## SOURCE RECORDS
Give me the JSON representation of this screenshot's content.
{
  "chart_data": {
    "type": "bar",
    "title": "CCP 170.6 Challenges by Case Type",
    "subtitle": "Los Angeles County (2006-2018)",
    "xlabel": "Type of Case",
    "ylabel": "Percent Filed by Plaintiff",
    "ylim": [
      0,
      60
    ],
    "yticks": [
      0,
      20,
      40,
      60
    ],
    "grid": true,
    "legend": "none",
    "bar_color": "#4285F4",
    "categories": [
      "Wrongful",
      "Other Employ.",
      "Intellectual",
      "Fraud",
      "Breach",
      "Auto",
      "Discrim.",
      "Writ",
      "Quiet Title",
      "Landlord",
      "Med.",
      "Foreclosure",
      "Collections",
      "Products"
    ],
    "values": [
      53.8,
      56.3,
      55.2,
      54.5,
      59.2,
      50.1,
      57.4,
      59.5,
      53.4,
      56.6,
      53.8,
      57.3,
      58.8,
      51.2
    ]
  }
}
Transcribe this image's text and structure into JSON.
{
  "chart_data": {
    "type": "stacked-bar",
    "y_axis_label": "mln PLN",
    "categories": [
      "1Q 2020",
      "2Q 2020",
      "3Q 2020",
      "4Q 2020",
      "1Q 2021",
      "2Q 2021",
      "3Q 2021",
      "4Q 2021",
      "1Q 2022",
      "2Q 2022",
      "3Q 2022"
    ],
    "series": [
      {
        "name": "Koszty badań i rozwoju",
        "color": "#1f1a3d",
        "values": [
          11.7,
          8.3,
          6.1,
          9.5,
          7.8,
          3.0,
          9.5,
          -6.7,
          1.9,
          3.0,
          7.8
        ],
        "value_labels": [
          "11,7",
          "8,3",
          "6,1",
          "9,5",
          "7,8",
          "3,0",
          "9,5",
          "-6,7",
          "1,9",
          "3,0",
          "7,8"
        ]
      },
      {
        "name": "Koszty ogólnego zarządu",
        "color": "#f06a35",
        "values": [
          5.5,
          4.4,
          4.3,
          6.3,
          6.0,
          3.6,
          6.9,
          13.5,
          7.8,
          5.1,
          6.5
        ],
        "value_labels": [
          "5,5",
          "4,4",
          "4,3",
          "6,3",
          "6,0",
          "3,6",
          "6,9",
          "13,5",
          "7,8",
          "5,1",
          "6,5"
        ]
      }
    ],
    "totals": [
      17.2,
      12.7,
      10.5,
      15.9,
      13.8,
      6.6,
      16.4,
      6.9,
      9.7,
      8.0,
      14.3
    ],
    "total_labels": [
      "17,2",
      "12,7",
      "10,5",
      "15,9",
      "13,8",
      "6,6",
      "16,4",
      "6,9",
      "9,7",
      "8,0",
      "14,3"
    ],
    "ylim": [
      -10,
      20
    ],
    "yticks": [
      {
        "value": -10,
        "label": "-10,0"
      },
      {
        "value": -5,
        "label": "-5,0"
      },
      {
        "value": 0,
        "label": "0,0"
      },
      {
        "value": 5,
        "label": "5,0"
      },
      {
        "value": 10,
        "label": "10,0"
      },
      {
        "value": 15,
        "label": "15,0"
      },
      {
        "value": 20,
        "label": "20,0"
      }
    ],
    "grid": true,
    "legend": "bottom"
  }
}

## PROBLEM STATEMENT
Copy out all lines where the word "this" appears.

## COMPLETE ANSWER
Give me the JSON representation of this screenshot's content.
Transcribe this image's text and structure into JSON.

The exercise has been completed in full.